▶ [Exercise directions]:
List all lines of the data that include the string "Generate".

┌──

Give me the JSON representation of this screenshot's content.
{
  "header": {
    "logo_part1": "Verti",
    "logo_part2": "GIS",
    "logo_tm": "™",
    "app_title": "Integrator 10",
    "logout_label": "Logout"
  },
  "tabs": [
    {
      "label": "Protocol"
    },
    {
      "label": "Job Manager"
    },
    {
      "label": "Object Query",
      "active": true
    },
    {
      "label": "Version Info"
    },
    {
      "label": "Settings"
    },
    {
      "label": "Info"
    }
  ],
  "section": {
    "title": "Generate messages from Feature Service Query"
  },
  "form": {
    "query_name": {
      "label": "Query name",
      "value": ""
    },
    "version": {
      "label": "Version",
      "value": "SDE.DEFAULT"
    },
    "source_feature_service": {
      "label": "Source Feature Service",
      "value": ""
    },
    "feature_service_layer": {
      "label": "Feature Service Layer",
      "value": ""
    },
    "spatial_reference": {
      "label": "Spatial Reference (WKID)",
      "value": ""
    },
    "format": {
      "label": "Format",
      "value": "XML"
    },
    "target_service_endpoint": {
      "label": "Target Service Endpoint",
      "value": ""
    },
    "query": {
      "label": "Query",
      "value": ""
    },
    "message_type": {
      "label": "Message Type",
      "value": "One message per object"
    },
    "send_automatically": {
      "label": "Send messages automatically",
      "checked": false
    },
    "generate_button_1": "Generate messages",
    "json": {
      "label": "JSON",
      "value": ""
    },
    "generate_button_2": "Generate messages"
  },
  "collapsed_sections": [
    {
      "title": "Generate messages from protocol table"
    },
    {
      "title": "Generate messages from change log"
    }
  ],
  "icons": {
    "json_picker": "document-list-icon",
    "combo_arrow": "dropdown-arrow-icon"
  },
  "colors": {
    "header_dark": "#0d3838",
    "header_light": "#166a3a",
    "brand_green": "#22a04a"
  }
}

└──
┌──

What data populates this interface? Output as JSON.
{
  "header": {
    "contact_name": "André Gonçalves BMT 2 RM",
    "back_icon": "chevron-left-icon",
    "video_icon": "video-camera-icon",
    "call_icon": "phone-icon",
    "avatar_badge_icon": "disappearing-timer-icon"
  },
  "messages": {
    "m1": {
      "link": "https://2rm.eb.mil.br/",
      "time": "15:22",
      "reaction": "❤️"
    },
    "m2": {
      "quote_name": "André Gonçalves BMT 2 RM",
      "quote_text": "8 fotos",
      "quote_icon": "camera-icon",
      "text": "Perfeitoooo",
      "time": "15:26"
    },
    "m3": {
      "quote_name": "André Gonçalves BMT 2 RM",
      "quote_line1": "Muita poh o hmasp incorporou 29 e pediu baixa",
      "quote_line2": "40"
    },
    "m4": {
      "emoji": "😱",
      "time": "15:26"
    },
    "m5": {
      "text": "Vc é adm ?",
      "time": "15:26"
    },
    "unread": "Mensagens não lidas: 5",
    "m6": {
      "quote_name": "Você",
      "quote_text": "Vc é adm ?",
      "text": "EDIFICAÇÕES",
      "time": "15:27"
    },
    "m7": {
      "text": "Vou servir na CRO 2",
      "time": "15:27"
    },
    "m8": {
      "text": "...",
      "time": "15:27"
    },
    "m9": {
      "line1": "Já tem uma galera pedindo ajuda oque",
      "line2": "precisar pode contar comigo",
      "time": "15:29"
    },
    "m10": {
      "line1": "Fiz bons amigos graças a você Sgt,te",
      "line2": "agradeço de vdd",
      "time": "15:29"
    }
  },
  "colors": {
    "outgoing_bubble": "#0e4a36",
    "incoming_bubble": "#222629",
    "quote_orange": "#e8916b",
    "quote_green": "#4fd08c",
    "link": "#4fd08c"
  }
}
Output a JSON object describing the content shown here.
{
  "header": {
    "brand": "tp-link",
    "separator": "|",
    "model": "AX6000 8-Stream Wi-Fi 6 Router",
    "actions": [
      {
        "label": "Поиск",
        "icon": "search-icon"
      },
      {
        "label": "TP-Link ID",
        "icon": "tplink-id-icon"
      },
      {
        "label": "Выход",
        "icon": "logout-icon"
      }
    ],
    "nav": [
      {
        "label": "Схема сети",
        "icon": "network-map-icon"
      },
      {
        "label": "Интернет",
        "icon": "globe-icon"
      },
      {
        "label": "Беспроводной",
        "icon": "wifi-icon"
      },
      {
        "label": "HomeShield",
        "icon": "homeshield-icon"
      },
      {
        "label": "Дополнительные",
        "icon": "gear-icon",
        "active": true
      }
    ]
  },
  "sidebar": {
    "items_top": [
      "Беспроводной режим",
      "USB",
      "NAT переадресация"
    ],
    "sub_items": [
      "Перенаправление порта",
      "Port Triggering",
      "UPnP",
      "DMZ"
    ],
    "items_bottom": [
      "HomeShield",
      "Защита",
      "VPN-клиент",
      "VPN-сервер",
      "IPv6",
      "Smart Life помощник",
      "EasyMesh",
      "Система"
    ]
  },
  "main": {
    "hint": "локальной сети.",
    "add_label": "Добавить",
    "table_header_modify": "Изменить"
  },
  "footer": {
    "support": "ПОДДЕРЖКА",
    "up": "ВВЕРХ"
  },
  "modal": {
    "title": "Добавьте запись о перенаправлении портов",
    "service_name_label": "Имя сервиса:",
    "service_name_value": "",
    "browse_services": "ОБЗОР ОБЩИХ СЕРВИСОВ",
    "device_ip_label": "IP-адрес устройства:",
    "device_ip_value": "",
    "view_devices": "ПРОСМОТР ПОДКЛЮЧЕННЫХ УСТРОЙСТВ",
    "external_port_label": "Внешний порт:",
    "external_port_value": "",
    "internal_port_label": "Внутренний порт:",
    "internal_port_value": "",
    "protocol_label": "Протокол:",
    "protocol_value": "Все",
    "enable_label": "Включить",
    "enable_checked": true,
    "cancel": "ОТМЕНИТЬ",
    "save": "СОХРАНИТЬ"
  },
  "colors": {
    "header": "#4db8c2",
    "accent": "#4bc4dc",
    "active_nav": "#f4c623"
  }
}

└──
┌──

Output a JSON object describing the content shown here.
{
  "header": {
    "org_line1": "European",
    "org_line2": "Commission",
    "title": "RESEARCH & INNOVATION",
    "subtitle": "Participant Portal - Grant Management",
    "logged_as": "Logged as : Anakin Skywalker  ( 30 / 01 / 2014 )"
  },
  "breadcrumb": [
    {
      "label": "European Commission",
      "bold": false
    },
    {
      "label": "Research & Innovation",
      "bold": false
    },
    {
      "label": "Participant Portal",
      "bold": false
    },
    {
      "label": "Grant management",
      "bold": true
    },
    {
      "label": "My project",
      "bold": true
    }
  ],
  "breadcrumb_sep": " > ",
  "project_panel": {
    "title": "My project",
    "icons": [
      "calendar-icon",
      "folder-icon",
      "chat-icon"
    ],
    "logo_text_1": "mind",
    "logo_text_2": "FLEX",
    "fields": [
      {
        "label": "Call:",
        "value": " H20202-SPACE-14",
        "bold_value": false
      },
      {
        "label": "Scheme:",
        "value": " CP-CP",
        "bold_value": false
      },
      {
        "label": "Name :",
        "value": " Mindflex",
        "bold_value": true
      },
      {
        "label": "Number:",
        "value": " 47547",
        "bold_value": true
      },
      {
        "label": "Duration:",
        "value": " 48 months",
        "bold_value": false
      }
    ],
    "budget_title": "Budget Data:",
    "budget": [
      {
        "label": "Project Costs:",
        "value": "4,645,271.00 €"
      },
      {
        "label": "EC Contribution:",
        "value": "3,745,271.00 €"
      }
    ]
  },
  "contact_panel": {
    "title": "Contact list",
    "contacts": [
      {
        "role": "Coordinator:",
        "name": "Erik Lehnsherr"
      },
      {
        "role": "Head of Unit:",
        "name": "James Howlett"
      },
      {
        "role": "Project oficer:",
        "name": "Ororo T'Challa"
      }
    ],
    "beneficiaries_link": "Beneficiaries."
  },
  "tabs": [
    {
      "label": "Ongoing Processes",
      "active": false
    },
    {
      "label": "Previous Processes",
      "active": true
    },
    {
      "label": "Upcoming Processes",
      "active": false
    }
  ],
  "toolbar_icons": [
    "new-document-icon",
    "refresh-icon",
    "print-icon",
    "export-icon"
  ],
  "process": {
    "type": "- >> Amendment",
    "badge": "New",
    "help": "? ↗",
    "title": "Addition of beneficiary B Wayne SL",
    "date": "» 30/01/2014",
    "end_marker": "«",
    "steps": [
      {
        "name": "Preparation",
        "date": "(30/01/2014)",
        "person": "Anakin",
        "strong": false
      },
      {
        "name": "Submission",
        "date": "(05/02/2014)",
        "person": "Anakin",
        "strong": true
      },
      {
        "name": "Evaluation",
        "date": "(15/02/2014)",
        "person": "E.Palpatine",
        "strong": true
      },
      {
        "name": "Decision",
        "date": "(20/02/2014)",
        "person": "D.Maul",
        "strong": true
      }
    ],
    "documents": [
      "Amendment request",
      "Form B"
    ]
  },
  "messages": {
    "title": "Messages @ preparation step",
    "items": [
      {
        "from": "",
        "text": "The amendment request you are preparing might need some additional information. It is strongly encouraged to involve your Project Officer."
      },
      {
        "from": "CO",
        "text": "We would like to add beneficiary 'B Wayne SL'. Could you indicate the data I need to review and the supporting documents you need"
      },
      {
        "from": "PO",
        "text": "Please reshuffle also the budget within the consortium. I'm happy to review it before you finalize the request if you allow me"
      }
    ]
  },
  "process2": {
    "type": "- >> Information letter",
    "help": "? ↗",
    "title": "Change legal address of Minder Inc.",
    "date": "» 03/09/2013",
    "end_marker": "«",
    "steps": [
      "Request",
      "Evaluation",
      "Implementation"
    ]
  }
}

└──

▶ [Task solution]:
    "title": "Generate messages from Feature Service Query"
    "generate_button_1": "Generate messages",
    "generate_button_2": "Generate messages"
      "title": "Generate messages from protocol table"
      "title": "Generate messages from change log"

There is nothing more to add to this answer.